STATED PROBLEM: Return the following lines word for word, with nothing changed.

───── DATA FOR PROCESSING ─────

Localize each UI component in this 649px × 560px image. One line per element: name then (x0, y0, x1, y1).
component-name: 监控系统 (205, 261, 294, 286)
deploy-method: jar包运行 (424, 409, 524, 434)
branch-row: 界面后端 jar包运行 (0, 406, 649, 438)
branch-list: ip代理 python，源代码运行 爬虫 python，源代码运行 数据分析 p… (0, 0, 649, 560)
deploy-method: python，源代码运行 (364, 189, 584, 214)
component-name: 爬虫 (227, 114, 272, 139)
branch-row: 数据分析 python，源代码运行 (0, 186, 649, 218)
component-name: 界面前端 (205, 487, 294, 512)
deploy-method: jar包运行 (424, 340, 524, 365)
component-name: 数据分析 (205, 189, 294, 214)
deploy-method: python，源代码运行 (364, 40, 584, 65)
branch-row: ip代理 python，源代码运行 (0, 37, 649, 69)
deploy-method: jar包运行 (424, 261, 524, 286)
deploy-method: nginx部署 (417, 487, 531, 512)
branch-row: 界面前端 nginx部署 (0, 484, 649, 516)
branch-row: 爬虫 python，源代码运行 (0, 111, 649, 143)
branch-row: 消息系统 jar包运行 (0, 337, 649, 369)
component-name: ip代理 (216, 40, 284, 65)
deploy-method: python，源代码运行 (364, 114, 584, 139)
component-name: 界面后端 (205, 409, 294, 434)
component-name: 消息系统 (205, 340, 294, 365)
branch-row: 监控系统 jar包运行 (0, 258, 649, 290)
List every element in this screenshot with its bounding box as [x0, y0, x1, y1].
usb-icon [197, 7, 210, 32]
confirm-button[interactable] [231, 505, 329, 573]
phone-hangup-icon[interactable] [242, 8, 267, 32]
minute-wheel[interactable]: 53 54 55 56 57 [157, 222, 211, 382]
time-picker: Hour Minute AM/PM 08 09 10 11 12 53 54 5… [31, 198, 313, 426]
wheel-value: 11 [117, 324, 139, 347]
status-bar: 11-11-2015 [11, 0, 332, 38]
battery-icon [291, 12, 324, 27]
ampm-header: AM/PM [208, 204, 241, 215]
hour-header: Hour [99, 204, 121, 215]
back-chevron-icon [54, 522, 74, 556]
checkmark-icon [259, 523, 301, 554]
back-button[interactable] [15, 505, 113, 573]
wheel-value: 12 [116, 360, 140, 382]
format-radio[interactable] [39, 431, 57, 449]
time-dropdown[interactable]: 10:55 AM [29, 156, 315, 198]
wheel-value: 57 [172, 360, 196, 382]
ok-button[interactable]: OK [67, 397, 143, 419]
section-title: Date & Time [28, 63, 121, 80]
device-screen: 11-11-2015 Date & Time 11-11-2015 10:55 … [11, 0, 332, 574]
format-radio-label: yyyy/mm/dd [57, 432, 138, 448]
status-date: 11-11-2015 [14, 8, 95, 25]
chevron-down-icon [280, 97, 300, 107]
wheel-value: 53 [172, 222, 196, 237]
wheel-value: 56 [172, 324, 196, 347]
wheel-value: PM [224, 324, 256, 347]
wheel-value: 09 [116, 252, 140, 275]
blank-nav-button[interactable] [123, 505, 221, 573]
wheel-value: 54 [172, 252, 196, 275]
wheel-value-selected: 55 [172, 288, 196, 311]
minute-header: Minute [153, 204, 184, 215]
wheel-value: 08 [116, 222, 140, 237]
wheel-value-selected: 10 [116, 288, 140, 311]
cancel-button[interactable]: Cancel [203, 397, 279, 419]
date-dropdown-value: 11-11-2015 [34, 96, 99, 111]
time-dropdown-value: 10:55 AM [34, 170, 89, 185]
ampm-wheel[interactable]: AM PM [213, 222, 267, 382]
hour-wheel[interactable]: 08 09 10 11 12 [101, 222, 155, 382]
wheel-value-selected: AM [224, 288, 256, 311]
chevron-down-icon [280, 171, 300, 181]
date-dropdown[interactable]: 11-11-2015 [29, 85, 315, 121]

─────

SOLVED EXERCISE:
Localize each UI component in this 649px × 560px image. One line per element: name then (x0, y0, x1, y1).
component-name: 监控系统 (205, 261, 294, 286)
deploy-method: jar包运行 (424, 409, 524, 434)
branch-row: 界面后端 jar包运行 (0, 406, 649, 438)
branch-list: ip代理 python，源代码运行 爬虫 python，源代码运行 数据分析 p… (0, 0, 649, 560)
deploy-method: python，源代码运行 (364, 189, 584, 214)
component-name: 爬虫 (227, 114, 272, 139)
branch-row: 数据分析 python，源代码运行 (0, 186, 649, 218)
component-name: 界面前端 (205, 487, 294, 512)
deploy-method: jar包运行 (424, 340, 524, 365)
component-name: 数据分析 (205, 189, 294, 214)
deploy-method: python，源代码运行 (364, 40, 584, 65)
branch-row: ip代理 python，源代码运行 (0, 37, 649, 69)
deploy-method: jar包运行 (424, 261, 524, 286)
deploy-method: nginx部署 (417, 487, 531, 512)
branch-row: 界面前端 nginx部署 (0, 484, 649, 516)
branch-row: 爬虫 python，源代码运行 (0, 111, 649, 143)
branch-row: 消息系统 jar包运行 (0, 337, 649, 369)
component-name: ip代理 (216, 40, 284, 65)
deploy-method: python，源代码运行 (364, 114, 584, 139)
component-name: 界面后端 (205, 409, 294, 434)
component-name: 消息系统 (205, 340, 294, 365)
branch-row: 监控系统 jar包运行 (0, 258, 649, 290)
List every element in this screenshot with its bounding box as [x0, y0, x1, y1].
usb-icon [197, 7, 210, 32]
confirm-button[interactable] [231, 505, 329, 573]
phone-hangup-icon[interactable] [242, 8, 267, 32]
minute-wheel[interactable]: 53 54 55 56 57 [157, 222, 211, 382]
time-picker: Hour Minute AM/PM 08 09 10 11 12 53 54 5… [31, 198, 313, 426]
wheel-value: 11 [117, 324, 139, 347]
status-bar: 11-11-2015 [11, 0, 332, 38]
battery-icon [291, 12, 324, 27]
ampm-header: AM/PM [208, 204, 241, 215]
hour-header: Hour [99, 204, 121, 215]
back-chevron-icon [54, 522, 74, 556]
checkmark-icon [259, 523, 301, 554]
back-button[interactable] [15, 505, 113, 573]
wheel-value: 12 [116, 360, 140, 382]
format-radio[interactable] [39, 431, 57, 449]
time-dropdown[interactable]: 10:55 AM [29, 156, 315, 198]
wheel-value: 57 [172, 360, 196, 382]
ok-button[interactable]: OK [67, 397, 143, 419]
section-title: Date & Time [28, 63, 121, 80]
device-screen: 11-11-2015 Date & Time 11-11-2015 10:55 … [11, 0, 332, 574]
format-radio-label: yyyy/mm/dd [57, 432, 138, 448]
status-date: 11-11-2015 [14, 8, 95, 25]
chevron-down-icon [280, 97, 300, 107]
wheel-value: 53 [172, 222, 196, 237]
wheel-value: 56 [172, 324, 196, 347]
wheel-value: PM [224, 324, 256, 347]
wheel-value: 09 [116, 252, 140, 275]
blank-nav-button[interactable] [123, 505, 221, 573]
wheel-value: 54 [172, 252, 196, 275]
wheel-value-selected: 55 [172, 288, 196, 311]
minute-header: Minute [153, 204, 184, 215]
wheel-value: 08 [116, 222, 140, 237]
wheel-value-selected: 10 [116, 288, 140, 311]
cancel-button[interactable]: Cancel [203, 397, 279, 419]
date-dropdown-value: 11-11-2015 [34, 96, 99, 111]
time-dropdown-value: 10:55 AM [34, 170, 89, 185]
ampm-wheel[interactable]: AM PM [213, 222, 267, 382]
hour-wheel[interactable]: 08 09 10 11 12 [101, 222, 155, 382]
wheel-value-selected: AM [224, 288, 256, 311]
chevron-down-icon [280, 171, 300, 181]
date-dropdown[interactable]: 11-11-2015 [29, 85, 315, 121]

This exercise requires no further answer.